- _Description of the task_
Identify and pull out each line of the entries in which "this" occurs.

- _Records shown_
******

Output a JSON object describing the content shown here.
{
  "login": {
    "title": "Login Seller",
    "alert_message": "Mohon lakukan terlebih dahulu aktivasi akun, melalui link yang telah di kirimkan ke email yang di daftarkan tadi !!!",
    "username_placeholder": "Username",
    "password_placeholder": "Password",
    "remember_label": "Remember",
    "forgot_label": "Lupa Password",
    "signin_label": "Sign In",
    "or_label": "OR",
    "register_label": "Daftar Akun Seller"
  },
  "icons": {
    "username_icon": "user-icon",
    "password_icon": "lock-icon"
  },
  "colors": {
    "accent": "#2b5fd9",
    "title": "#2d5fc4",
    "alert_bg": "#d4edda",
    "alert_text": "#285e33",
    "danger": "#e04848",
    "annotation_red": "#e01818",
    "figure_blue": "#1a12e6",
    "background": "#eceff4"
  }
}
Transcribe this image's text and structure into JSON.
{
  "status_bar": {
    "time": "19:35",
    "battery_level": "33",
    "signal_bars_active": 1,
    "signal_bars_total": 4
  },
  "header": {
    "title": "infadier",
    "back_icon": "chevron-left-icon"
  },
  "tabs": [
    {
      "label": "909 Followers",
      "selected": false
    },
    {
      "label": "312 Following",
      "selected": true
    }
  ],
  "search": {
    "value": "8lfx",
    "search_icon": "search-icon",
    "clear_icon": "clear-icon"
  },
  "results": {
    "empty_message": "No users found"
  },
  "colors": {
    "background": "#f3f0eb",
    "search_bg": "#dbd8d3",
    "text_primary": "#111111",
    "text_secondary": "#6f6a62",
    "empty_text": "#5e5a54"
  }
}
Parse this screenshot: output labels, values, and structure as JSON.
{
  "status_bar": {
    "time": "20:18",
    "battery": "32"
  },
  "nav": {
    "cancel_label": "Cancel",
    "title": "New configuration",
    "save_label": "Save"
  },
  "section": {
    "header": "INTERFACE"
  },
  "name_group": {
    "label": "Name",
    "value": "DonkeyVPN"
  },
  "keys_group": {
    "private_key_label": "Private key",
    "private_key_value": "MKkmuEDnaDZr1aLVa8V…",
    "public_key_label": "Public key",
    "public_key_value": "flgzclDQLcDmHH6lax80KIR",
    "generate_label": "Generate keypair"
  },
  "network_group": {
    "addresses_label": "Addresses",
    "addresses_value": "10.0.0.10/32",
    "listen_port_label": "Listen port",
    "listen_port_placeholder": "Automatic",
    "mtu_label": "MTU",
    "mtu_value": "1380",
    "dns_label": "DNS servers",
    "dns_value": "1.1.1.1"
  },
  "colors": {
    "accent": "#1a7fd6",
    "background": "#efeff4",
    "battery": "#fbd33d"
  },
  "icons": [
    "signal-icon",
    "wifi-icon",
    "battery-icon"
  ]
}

******

- _Answer_
Transcribe this image's text and structure into JSON.
Parse this screenshot: output labels, values, and structure as JSON.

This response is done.